Set down verbatim the lines of the listing below, beginning with the line that contains "progress-fill <box>306 445 471 448</box>" and continuing through the line that contains "sidebar-item-label: Products <box>78", with both of those lines included.

── Data excerpts ──

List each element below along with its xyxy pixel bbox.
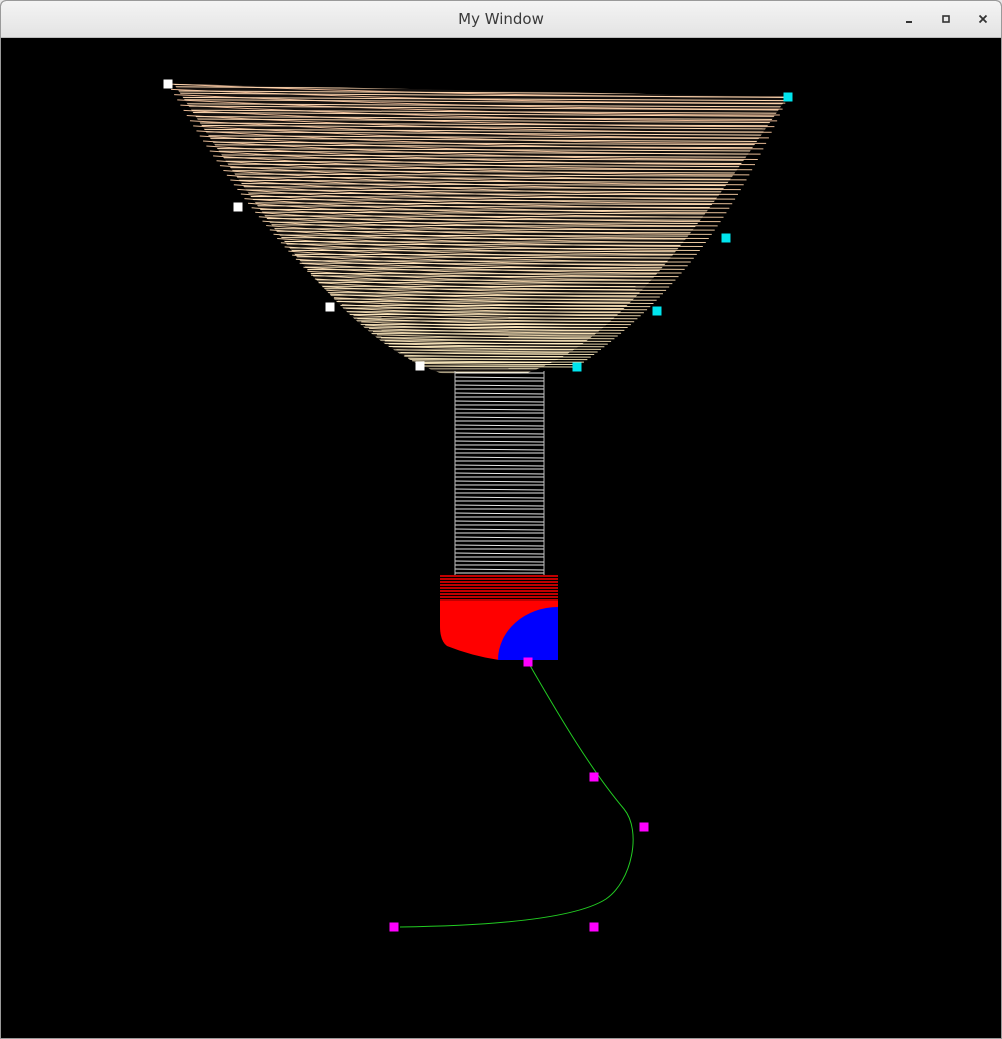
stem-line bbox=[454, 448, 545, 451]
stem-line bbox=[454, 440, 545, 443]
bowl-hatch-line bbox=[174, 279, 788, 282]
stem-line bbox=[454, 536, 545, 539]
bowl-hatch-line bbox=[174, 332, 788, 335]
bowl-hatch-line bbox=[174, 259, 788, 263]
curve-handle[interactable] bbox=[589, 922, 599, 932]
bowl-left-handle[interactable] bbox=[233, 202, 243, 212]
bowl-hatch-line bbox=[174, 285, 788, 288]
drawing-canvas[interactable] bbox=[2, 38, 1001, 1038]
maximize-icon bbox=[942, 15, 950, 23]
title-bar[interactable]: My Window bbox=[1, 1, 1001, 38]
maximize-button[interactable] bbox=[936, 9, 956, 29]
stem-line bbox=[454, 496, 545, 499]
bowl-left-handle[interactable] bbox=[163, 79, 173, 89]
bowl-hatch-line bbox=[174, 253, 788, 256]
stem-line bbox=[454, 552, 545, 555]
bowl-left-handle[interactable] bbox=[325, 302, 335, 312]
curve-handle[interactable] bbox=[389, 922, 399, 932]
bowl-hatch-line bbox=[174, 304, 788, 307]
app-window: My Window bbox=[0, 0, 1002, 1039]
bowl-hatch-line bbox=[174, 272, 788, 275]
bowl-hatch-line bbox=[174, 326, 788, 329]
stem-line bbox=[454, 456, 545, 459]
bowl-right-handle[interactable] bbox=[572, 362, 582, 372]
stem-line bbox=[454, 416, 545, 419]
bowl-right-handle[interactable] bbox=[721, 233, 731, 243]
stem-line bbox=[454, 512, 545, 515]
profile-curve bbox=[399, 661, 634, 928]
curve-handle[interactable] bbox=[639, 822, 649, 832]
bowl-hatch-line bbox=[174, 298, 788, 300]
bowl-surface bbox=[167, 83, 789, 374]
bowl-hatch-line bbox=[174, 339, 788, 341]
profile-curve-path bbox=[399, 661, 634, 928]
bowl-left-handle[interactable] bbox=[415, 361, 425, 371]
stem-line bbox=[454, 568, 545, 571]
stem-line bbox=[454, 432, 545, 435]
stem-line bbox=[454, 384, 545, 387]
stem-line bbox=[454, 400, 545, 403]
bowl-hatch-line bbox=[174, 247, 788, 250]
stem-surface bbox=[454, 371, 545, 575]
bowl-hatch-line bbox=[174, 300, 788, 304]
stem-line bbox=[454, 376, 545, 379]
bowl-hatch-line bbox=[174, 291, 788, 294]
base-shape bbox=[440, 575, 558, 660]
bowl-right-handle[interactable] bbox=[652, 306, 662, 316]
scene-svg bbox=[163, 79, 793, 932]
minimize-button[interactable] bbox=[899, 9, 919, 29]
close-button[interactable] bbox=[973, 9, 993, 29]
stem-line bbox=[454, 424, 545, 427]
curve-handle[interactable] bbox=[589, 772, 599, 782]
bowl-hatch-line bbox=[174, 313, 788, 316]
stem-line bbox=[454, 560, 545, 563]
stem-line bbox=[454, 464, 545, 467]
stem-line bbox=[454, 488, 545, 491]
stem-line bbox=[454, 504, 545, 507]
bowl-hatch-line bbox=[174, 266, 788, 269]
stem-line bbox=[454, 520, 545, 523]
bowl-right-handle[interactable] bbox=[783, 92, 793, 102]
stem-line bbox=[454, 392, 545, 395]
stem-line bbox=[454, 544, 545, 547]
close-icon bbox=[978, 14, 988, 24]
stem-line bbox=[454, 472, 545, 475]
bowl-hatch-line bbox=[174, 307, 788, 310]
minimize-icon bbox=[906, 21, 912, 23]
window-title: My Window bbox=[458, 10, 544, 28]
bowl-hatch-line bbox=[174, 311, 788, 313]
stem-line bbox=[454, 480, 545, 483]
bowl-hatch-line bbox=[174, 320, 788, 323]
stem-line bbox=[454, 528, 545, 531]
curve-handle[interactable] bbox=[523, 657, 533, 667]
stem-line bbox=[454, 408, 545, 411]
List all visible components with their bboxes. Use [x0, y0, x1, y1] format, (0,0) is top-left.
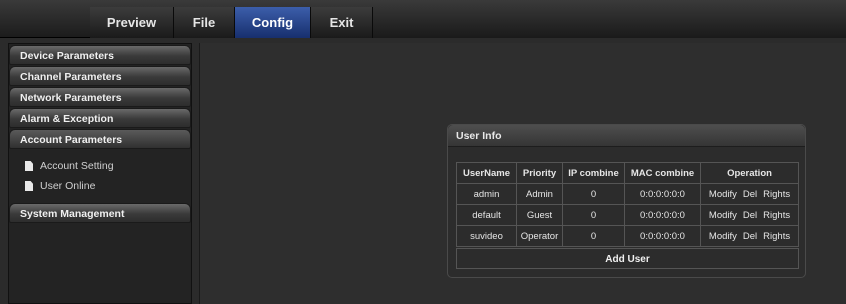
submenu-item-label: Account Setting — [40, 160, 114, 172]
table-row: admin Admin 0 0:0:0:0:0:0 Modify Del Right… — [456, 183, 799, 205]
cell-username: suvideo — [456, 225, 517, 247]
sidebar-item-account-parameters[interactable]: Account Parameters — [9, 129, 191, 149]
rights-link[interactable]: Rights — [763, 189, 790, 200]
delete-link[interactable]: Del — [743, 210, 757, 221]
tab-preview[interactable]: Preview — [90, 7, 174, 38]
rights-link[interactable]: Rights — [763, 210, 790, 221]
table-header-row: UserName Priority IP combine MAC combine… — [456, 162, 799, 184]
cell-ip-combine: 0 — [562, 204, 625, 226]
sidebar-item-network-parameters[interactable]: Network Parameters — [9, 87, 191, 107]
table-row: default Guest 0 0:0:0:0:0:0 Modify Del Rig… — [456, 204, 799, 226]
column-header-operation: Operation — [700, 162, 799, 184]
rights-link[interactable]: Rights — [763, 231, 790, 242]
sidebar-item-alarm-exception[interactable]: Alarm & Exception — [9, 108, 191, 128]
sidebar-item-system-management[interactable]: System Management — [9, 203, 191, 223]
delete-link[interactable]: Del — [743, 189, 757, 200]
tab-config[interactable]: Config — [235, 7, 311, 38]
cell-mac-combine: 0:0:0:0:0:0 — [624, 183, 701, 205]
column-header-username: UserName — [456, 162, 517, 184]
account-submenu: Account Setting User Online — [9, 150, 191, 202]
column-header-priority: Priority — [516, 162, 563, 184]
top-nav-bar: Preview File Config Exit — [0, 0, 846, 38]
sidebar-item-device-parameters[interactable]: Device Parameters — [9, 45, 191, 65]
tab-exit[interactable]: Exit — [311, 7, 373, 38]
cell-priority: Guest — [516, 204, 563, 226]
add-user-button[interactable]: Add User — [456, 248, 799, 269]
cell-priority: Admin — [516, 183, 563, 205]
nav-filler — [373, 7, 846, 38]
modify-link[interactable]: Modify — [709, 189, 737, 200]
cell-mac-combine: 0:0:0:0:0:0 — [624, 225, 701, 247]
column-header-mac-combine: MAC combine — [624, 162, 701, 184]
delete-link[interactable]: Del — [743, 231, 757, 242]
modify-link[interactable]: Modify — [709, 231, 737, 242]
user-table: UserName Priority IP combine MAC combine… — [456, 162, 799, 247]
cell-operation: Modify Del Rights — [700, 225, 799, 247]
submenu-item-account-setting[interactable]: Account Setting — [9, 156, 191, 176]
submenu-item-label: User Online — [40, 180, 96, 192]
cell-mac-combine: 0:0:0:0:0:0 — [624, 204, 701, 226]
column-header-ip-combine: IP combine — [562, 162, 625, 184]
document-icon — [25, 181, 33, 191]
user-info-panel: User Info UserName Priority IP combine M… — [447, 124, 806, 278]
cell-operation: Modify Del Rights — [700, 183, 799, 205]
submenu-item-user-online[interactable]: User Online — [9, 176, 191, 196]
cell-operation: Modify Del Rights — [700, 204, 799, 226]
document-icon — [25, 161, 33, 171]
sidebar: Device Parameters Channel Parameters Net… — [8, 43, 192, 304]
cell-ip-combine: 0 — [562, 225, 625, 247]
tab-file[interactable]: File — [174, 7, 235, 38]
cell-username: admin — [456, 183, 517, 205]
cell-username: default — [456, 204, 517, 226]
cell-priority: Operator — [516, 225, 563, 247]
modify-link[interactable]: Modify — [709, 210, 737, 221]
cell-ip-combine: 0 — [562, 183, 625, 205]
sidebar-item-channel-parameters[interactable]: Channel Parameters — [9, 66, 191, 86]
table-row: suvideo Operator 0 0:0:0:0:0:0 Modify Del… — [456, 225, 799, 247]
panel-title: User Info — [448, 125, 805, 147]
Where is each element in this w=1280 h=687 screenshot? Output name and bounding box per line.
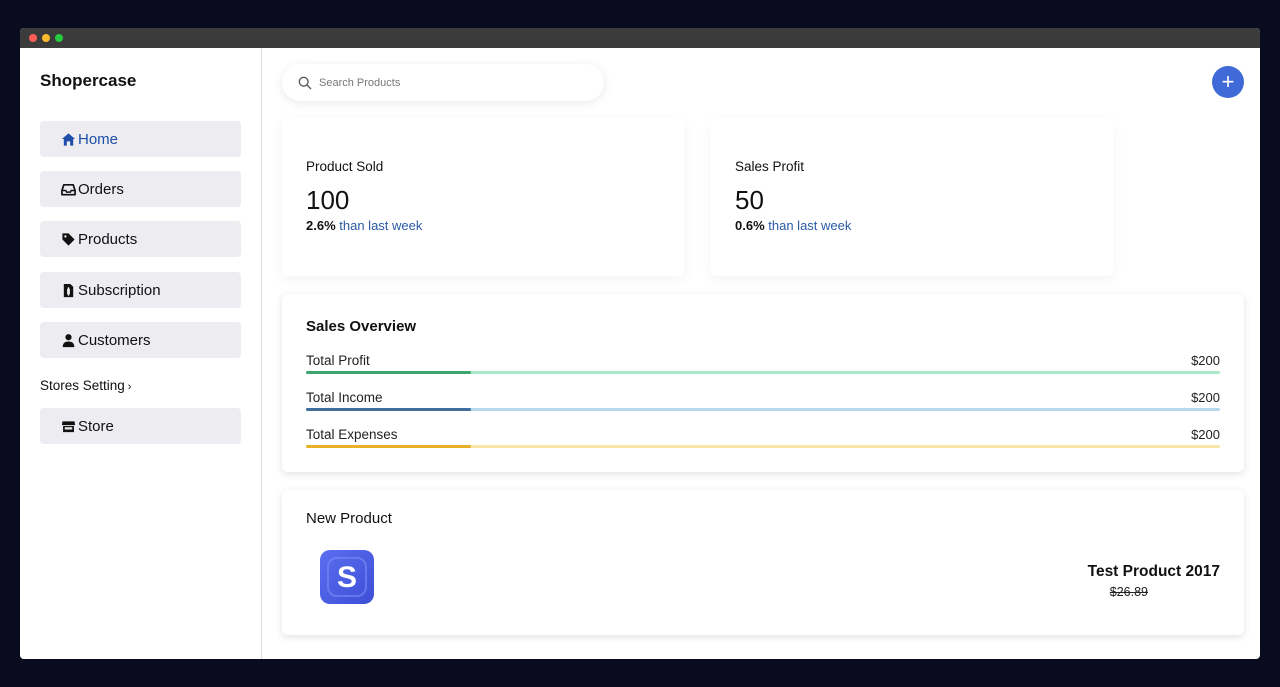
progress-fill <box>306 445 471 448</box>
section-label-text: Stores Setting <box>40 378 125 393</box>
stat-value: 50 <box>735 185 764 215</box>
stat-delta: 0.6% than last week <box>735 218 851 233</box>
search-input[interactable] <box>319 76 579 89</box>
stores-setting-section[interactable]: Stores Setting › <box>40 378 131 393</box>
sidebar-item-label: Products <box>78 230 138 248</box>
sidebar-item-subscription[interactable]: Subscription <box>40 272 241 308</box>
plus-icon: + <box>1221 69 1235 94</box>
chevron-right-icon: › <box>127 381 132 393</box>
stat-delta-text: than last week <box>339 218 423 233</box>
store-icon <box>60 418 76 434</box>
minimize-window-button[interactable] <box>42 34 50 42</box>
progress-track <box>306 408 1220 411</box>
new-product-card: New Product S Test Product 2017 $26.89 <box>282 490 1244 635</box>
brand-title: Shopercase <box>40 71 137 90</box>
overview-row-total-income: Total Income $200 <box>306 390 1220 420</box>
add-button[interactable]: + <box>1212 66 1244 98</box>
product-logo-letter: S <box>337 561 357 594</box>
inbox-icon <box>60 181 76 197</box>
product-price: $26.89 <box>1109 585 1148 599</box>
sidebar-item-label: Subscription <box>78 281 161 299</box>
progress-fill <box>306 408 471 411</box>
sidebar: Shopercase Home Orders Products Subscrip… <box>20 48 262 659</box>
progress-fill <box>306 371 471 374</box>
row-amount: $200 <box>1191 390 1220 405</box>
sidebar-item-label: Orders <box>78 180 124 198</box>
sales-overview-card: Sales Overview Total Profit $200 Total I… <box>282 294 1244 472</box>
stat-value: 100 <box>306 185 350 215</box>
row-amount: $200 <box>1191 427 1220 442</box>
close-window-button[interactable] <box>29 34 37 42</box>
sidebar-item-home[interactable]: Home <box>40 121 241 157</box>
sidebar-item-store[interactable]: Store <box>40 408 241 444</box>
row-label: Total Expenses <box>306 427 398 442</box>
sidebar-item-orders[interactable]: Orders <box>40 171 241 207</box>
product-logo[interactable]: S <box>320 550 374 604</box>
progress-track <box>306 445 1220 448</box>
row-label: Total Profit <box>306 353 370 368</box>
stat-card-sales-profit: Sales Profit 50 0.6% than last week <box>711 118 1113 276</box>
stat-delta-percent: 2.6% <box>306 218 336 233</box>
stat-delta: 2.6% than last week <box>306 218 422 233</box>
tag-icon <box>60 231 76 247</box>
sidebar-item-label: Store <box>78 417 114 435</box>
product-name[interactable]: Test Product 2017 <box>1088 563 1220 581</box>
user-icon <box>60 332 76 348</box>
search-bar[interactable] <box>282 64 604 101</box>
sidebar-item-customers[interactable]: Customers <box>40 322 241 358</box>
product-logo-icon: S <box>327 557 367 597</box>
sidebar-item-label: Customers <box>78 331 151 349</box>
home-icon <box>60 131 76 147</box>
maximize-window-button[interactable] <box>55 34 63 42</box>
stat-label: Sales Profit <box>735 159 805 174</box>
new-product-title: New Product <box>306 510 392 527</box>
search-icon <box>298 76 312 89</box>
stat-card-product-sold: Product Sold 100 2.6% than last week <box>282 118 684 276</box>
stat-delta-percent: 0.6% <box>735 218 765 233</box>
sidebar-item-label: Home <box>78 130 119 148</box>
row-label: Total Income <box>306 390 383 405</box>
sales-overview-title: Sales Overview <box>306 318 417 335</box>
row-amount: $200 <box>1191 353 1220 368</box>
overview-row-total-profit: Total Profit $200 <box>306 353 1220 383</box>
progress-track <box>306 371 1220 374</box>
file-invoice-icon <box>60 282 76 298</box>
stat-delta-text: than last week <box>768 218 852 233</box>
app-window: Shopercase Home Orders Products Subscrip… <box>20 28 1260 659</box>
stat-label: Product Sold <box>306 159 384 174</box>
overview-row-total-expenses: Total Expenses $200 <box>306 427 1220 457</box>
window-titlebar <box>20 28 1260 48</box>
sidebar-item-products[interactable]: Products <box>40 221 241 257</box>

───

Output below:
progress-fill <box>306 445 471 448</box>
section-label-text: Stores Setting <box>40 378 125 393</box>
stat-value: 50 <box>735 185 764 215</box>
stat-delta: 0.6% than last week <box>735 218 851 233</box>
search-input[interactable] <box>319 76 579 89</box>
stores-setting-section[interactable]: Stores Setting › <box>40 378 131 393</box>
sidebar-item-label: Products <box>78 230 138 248</box>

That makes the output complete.